- _AIM_
Count how many lines of the material hold "this". Respond with that number alone.

Records contained in a dataset:
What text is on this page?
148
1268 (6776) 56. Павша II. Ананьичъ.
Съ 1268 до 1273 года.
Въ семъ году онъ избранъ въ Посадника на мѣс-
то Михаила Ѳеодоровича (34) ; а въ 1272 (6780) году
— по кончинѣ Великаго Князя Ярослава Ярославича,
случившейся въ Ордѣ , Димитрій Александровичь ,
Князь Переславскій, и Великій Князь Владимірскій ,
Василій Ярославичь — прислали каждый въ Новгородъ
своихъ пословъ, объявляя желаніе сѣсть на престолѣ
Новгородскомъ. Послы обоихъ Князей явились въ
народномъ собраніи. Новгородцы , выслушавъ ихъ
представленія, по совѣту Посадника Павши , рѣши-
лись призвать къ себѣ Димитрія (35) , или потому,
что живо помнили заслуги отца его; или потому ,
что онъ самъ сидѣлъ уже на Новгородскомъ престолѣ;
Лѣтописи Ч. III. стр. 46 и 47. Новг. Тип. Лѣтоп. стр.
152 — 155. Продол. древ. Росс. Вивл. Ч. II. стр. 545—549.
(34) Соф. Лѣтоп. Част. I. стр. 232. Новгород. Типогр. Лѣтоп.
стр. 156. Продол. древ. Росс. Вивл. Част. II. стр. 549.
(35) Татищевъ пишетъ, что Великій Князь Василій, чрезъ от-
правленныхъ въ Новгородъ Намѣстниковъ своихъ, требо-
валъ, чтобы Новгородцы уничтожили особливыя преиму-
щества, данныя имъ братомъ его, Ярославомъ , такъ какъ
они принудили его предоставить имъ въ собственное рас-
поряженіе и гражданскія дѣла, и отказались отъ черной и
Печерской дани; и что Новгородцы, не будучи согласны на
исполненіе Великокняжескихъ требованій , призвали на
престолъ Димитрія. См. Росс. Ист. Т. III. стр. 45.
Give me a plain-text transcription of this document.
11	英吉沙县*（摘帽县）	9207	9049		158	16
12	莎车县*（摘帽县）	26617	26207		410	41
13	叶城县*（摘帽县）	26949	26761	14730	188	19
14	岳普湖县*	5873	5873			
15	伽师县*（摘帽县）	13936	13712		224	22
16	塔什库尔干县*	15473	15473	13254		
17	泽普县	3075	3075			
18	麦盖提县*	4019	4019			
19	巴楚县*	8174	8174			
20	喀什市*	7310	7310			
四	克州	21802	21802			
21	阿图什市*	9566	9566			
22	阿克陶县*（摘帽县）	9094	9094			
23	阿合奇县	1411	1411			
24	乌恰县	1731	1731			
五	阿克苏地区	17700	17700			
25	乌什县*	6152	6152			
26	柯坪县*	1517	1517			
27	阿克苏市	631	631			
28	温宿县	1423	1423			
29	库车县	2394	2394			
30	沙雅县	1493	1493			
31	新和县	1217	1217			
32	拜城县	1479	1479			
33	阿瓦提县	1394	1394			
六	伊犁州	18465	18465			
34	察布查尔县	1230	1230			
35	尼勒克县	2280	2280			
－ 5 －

- _RESPONSE BELOW_
2